(Bounding box annotations)
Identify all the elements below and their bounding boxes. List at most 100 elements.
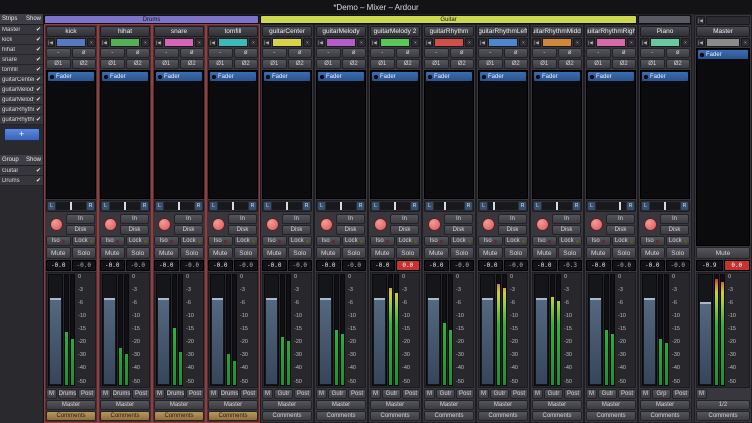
pan-track[interactable] <box>542 202 572 210</box>
strip-close-icon[interactable]: × <box>465 38 474 47</box>
mute-button[interactable]: Mute <box>100 247 125 259</box>
output-button[interactable]: Master <box>640 400 690 410</box>
fader-processor[interactable]: Fader <box>156 72 202 81</box>
monitor-disk-button[interactable]: Disk <box>606 225 635 235</box>
polarity-1-button[interactable]: Ø1 <box>46 59 71 69</box>
record-arm-button[interactable] <box>158 218 171 231</box>
sidebar-group-row[interactable]: Guitar✔ <box>0 166 43 176</box>
solo-iso-button[interactable]: Iso <box>262 236 287 246</box>
peak-display[interactable]: -0.0 <box>72 260 97 271</box>
output-button[interactable]: Master <box>154 400 204 410</box>
sidebar-strip-row[interactable]: kick✔ <box>0 35 43 45</box>
monitor-input-button[interactable]: In <box>174 214 203 224</box>
panner[interactable]: L R <box>262 200 312 212</box>
peak-display[interactable]: -0.0 <box>126 260 151 271</box>
sidebar-group-row[interactable]: Drums✔ <box>0 176 43 186</box>
input-button[interactable]: - <box>424 48 449 58</box>
solo-lock-button[interactable]: Lock <box>126 236 151 246</box>
solo-lock-button[interactable]: Lock <box>504 236 529 246</box>
record-arm-button[interactable] <box>536 218 549 231</box>
peak-display[interactable]: -0.0 <box>234 260 259 271</box>
solo-iso-button[interactable]: Iso <box>370 236 395 246</box>
strip-name-button[interactable]: Piano <box>640 26 690 37</box>
solo-lock-button[interactable]: Lock <box>396 236 421 246</box>
polarity-2-button[interactable]: Ø2 <box>126 59 151 69</box>
input-button[interactable]: - <box>532 48 557 58</box>
polarity-2-button[interactable]: Ø2 <box>234 59 259 69</box>
group-button[interactable]: Drums <box>112 389 131 399</box>
solo-lock-button[interactable]: Lock <box>450 236 475 246</box>
master-collapse-icon[interactable]: |◀ <box>696 16 705 25</box>
visible-checkbox[interactable]: ✔ <box>36 56 41 63</box>
strip-name-button[interactable]: snare <box>154 26 204 37</box>
processor-box[interactable]: Fader <box>532 70 582 199</box>
peak-display[interactable]: -0.0 <box>450 260 475 271</box>
solo-button[interactable]: Solo <box>288 247 313 259</box>
strip-name-button[interactable]: guitarCenter <box>262 26 312 37</box>
visible-checkbox[interactable]: ✔ <box>36 26 41 33</box>
input-button[interactable]: - <box>586 48 611 58</box>
solo-iso-button[interactable]: Iso <box>532 236 557 246</box>
monitor-disk-button[interactable]: Disk <box>336 225 365 235</box>
polarity-2-button[interactable]: Ø2 <box>342 59 367 69</box>
visible-checkbox[interactable]: ✔ <box>36 66 41 73</box>
mute-button[interactable]: Mute <box>586 247 611 259</box>
group-tab[interactable] <box>638 15 691 24</box>
strip-width-icon[interactable]: |◀ <box>586 38 595 47</box>
gain-display[interactable]: -0.0 <box>262 260 287 271</box>
gain-display[interactable]: -0.0 <box>208 260 233 271</box>
pan-track[interactable] <box>650 202 680 210</box>
solo-button[interactable]: Solo <box>612 247 637 259</box>
output-button[interactable]: Master <box>316 400 366 410</box>
pan-position-marker[interactable] <box>664 202 666 210</box>
monitor-input-button[interactable]: In <box>552 214 581 224</box>
solo-iso-button[interactable]: Iso <box>154 236 179 246</box>
fader-processor[interactable]: Fader <box>102 72 148 81</box>
monitor-disk-button[interactable]: Disk <box>120 225 149 235</box>
add-strip-button[interactable]: + <box>4 128 40 141</box>
solo-button[interactable]: Solo <box>504 247 529 259</box>
solo-lock-button[interactable]: Lock <box>234 236 259 246</box>
gain-display[interactable]: -0.0 <box>46 260 71 271</box>
polarity-2-button[interactable]: Ø2 <box>450 59 475 69</box>
strip-color-swatch[interactable] <box>326 38 356 47</box>
processor-led[interactable] <box>536 75 540 79</box>
mute-button[interactable]: Mute <box>316 247 341 259</box>
master-peak-display[interactable]: 0.0 <box>724 260 751 271</box>
strip-name-button[interactable]: kick <box>46 26 96 37</box>
fader-handle[interactable] <box>320 298 331 384</box>
record-arm-button[interactable] <box>644 218 657 231</box>
polarity-1-button[interactable]: Ø1 <box>640 59 665 69</box>
master-color-swatch[interactable] <box>706 38 740 47</box>
pan-track[interactable] <box>272 202 302 210</box>
visible-checkbox[interactable]: ✔ <box>36 177 41 184</box>
polarity-2-button[interactable]: Ø2 <box>612 59 637 69</box>
strip-name-button[interactable]: guitarRhythmRight <box>586 26 636 37</box>
pan-track[interactable] <box>434 202 464 210</box>
fader-processor[interactable]: Fader <box>588 72 634 81</box>
polarity-2-button[interactable]: Ø2 <box>666 59 691 69</box>
sidebar-strip-row[interactable]: guitarCenter✔ <box>0 75 43 85</box>
master-width-icon[interactable]: |◀ <box>696 38 705 47</box>
gain-fader[interactable] <box>210 274 225 386</box>
strip-color-swatch[interactable] <box>110 38 140 47</box>
comments-button[interactable]: Comments <box>640 411 690 421</box>
fader-processor[interactable]: Fader <box>534 72 580 81</box>
metering-button[interactable]: M <box>586 389 597 399</box>
metering-button[interactable]: M <box>46 389 57 399</box>
strip-width-icon[interactable]: |◀ <box>154 38 163 47</box>
fader-handle[interactable] <box>50 298 61 384</box>
mute-button[interactable]: Mute <box>154 247 179 259</box>
meter-point-button[interactable]: Post <box>294 389 312 399</box>
strip-width-icon[interactable]: |◀ <box>100 38 109 47</box>
solo-iso-button[interactable]: Iso <box>46 236 71 246</box>
master-mute-button[interactable]: Mute <box>696 247 750 259</box>
output-button[interactable]: Master <box>586 400 636 410</box>
meter-point-button[interactable]: Post <box>348 389 366 399</box>
strip-name-button[interactable]: guitarRhythmLeft <box>478 26 528 37</box>
strip-close-icon[interactable]: × <box>573 38 582 47</box>
polarity-2-button[interactable]: Ø2 <box>72 59 97 69</box>
fader-processor[interactable]: Fader <box>318 72 364 81</box>
pan-track[interactable] <box>110 202 140 210</box>
comments-button[interactable]: Comments <box>46 411 96 421</box>
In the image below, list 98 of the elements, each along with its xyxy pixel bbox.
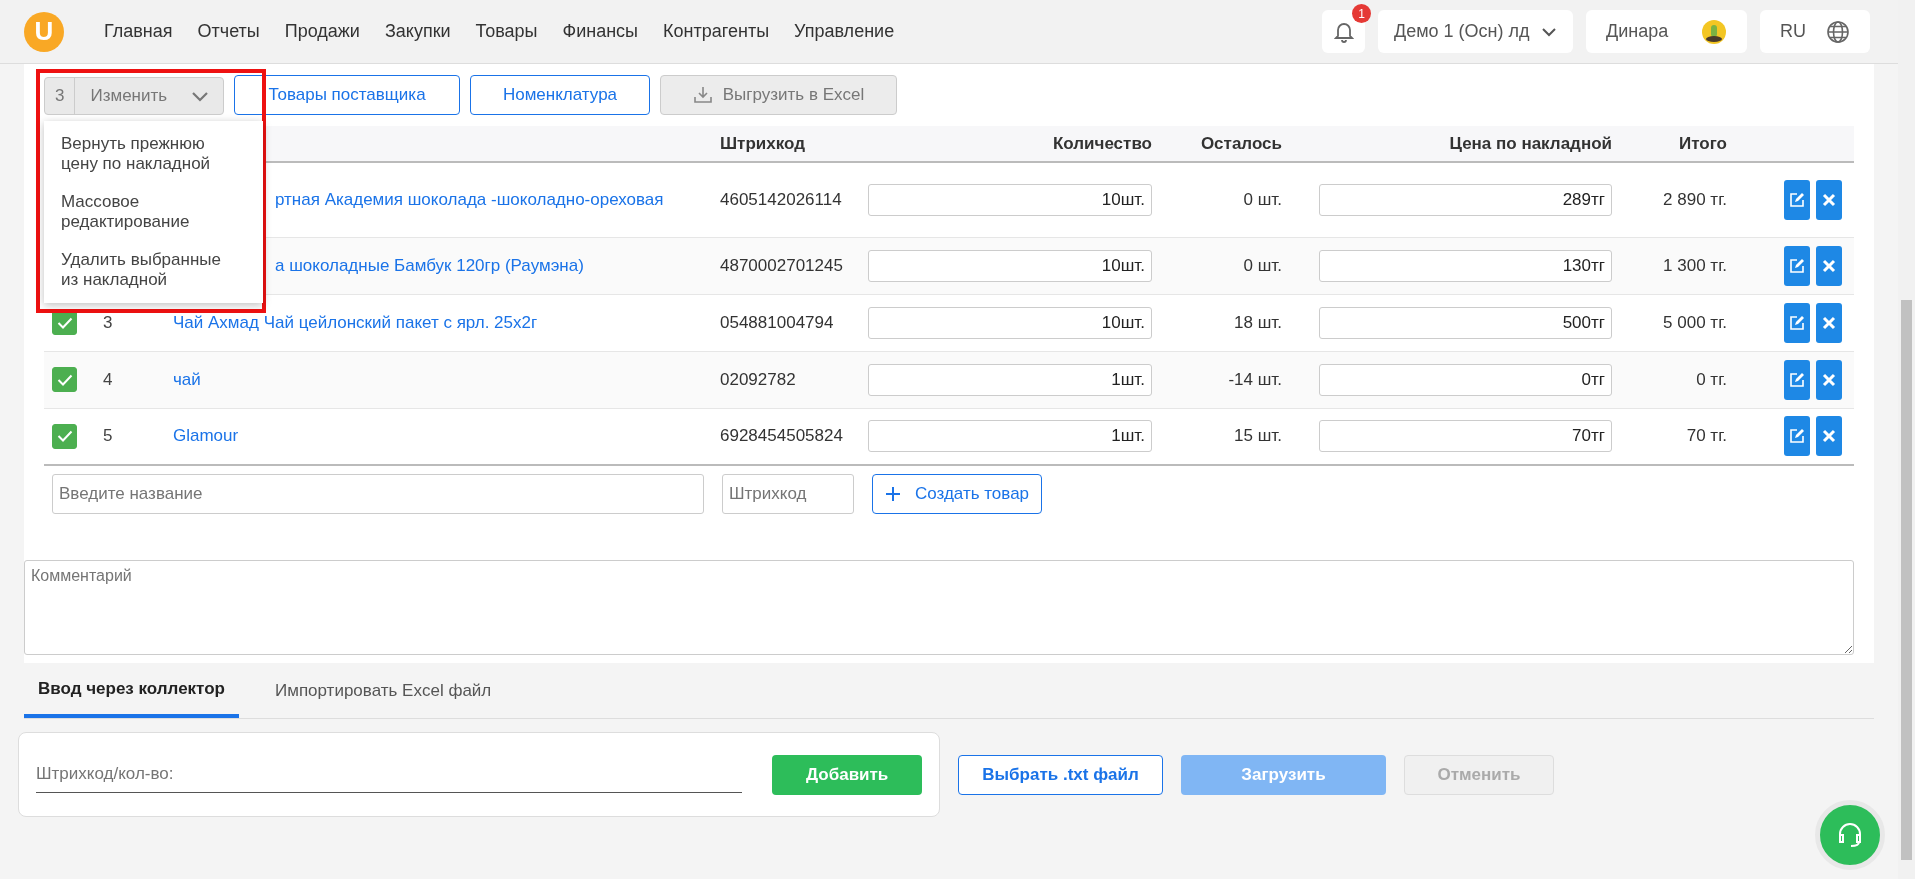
check-icon [56,373,73,386]
avatar-icon [1701,18,1727,45]
barcode-text: 6928454505824 [720,426,843,446]
edit-icon [1788,427,1806,446]
globe-icon [1826,19,1850,44]
chevron-icon [1541,26,1557,37]
remaining-text: 0 шт. [1243,189,1282,209]
tab[interactable]: Ввод через коллектор [24,663,239,718]
comment-field[interactable]: Комментарий [24,560,1854,655]
column-header: Цена по накладной [1290,126,1620,162]
price-field[interactable]: 70тг [1319,420,1612,453]
quantity-field[interactable]: 10шт. [868,183,1152,216]
price-field[interactable]: 130тг [1319,249,1612,282]
total-text: 1 300 тг. [1663,255,1727,275]
price-field[interactable]: 500тг [1319,306,1612,339]
toolbar-button[interactable]: Товары поставщика [234,74,460,115]
column-header: Штрихкод [712,126,860,162]
product-name-field[interactable]: Введите название [52,474,704,514]
row-checkbox[interactable] [52,367,77,392]
total-text: 2 890 тг. [1663,189,1727,209]
quantity-field[interactable]: 10шт. [868,306,1152,339]
nav-link[interactable]: Управление [794,21,895,42]
column-header: Итого [1620,126,1735,162]
close-icon [1822,258,1836,273]
row-number: 3 [103,312,113,332]
delete-button[interactable] [1816,179,1842,220]
language-select[interactable]: RU [1760,10,1870,53]
price-field[interactable]: 289тг [1319,183,1612,216]
tab[interactable]: Импортировать Excel файл [260,663,506,718]
edit-button[interactable] [1784,179,1810,220]
barcode-text: 4605142026114 [720,189,842,209]
edit-icon [1788,256,1806,275]
remaining-text: 0 шт. [1243,255,1282,275]
quantity-field[interactable]: 1шт. [868,420,1152,453]
chevron-icon [191,90,209,102]
column-header: Количество [860,126,1160,162]
check-icon [56,430,73,443]
menu-item[interactable]: Удалить выбранные из накладной [44,241,263,299]
nav-link[interactable]: Товары [475,21,538,42]
remaining-text: 18 шт. [1234,312,1282,332]
barcode-text: 02092782 [720,369,796,389]
close-icon [1822,315,1836,330]
delete-button[interactable] [1816,416,1842,457]
close-icon [1822,192,1836,207]
quantity-field[interactable]: 10шт. [868,249,1152,282]
delete-button[interactable] [1816,302,1842,343]
download-icon [692,85,713,104]
check-icon [56,316,73,329]
column-header: Осталось [1160,126,1290,162]
row-checkbox[interactable] [52,423,77,449]
price-field[interactable]: 0тг [1319,363,1612,396]
row-number: 5 [103,426,113,446]
barcode-text: 4870002701245 [720,255,843,275]
delete-button[interactable] [1816,359,1842,400]
edit-button[interactable] [1784,302,1810,343]
product-link[interactable]: Чай Ахмад Чай цейлонский пакет с ярл. 25х2г [173,312,538,332]
edit-button[interactable] [1784,245,1810,286]
edit-icon [1788,313,1806,332]
total-text: 70 тг. [1686,426,1727,446]
total-text: 0 тг. [1696,369,1727,389]
edit-icon [1788,190,1806,209]
product-link[interactable]: Glamour [173,426,239,446]
row-number: 4 [103,369,113,389]
delete-button[interactable] [1816,245,1842,286]
change-button[interactable]: 3 Изменить [44,77,224,115]
edit-button[interactable] [1784,416,1810,457]
notifications-button[interactable] [1322,10,1365,53]
user-menu[interactable]: Динара [1586,10,1747,53]
nav-link[interactable]: Продажи [284,21,360,42]
store-select[interactable]: Демо 1 (Осн) лд [1378,10,1573,53]
bell-icon [1333,20,1354,43]
product-link[interactable]: а шоколадные Бамбук 120гр (Раумэна) [275,255,584,276]
quantity-field[interactable]: 1шт. [868,363,1152,396]
nav-link[interactable]: Главная [104,21,173,42]
close-icon [1822,429,1836,444]
close-icon [1822,372,1836,387]
file-button[interactable]: Выбрать .txt файл [958,754,1163,795]
create-product-button[interactable]: Создать товар [872,474,1042,514]
plus-icon [884,486,901,502]
toolbar-button[interactable]: Номенклатура [470,74,650,115]
menu-item[interactable]: Массовое редактирование [44,183,263,241]
notification-badge: 1 [1352,4,1371,23]
barcode-quantity-field[interactable]: Штрихкод/кол-во: [36,756,743,793]
barcode-text: 054881004794 [720,312,834,332]
product-link[interactable]: чай [173,369,201,389]
nav-link[interactable]: Отчеты [197,21,260,42]
barcode-field[interactable]: Штрихкод [722,474,854,514]
product-link[interactable]: ртная Академия шоколада -шоколадно-ореховая [275,189,664,210]
total-text: 5 000 тг. [1663,312,1727,332]
edit-icon [1788,370,1806,389]
nav-link[interactable]: Контрагенты [663,21,770,42]
remaining-text: 15 шт. [1234,426,1282,446]
toolbar-button[interactable]: Выгрузить в Excel [660,74,897,115]
nav-link[interactable]: Финансы [562,21,639,42]
menu-item[interactable]: Вернуть прежнюю цену по накладной [44,125,263,183]
edit-button[interactable] [1784,359,1810,400]
nav-link[interactable]: Закупки [384,21,451,42]
remaining-text: -14 шт. [1228,369,1282,389]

» Stated task:
Duplicate the records above exactly, everything from the line that contains "check-icon [56,373,73,386]" down to the line that contains "tab[interactable]: Ввод через", with both of those lines included.

» Answer for this exercise:
check-icon [56,373,73,386]
avatar-icon [1701,18,1727,45]
barcode-text: 6928454505824 [720,426,843,446]
edit-icon [1788,427,1806,446]
globe-icon [1826,19,1850,44]
chevron-icon [1541,26,1557,37]
remaining-text: 0 шт. [1243,189,1282,209]
tab[interactable]: Ввод через коллектор [24,663,239,718]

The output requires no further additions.